#### Work to do
Restate the material word for word and leave out anything that is a picture.

#### Data provided
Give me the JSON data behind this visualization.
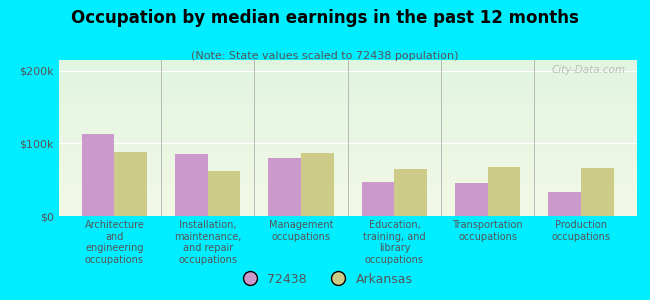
{
  "title": "Occupation by median earnings in the past 12 months",
  "subtitle": "(Note: State values scaled to 72438 population)",
  "categories": [
    "Architecture\nand\nengineering\noccupations",
    "Installation,\nmaintenance,\nand repair\noccupations",
    "Management\noccupations",
    "Education,\ntraining, and\nlibrary\noccupations",
    "Transportation\noccupations",
    "Production\noccupations"
  ],
  "values_72438": [
    113000,
    85000,
    80000,
    47000,
    46000,
    33000
  ],
  "values_arkansas": [
    88000,
    62000,
    87000,
    65000,
    68000,
    66000
  ],
  "color_72438": "#cc99cc",
  "color_arkansas": "#cccc88",
  "background_outer": "#00eeff",
  "yticks": [
    0,
    100000,
    200000
  ],
  "ytick_labels": [
    "$0",
    "$100k",
    "$200k"
  ],
  "ylim": [
    0,
    215000
  ],
  "legend_label_72438": "72438",
  "legend_label_arkansas": "Arkansas",
  "bar_width": 0.35,
  "watermark": "City-Data.com"
}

#### Completed task
Give me the JSON data behind this visualization.
{
  "title": "Occupation by median earnings in the past 12 months",
  "subtitle": "(Note: State values scaled to 72438 population)",
  "categories": [
    "Architecture\nand\nengineering\noccupations",
    "Installation,\nmaintenance,\nand repair\noccupations",
    "Management\noccupations",
    "Education,\ntraining, and\nlibrary\noccupations",
    "Transportation\noccupations",
    "Production\noccupations"
  ],
  "values_72438": [
    113000,
    85000,
    80000,
    47000,
    46000,
    33000
  ],
  "values_arkansas": [
    88000,
    62000,
    87000,
    65000,
    68000,
    66000
  ],
  "color_72438": "#cc99cc",
  "color_arkansas": "#cccc88",
  "background_outer": "#00eeff",
  "yticks": [
    0,
    100000,
    200000
  ],
  "ytick_labels": [
    "$0",
    "$100k",
    "$200k"
  ],
  "ylim": [
    0,
    215000
  ],
  "legend_label_72438": "72438",
  "legend_label_arkansas": "Arkansas",
  "bar_width": 0.35,
  "watermark": "City-Data.com"
}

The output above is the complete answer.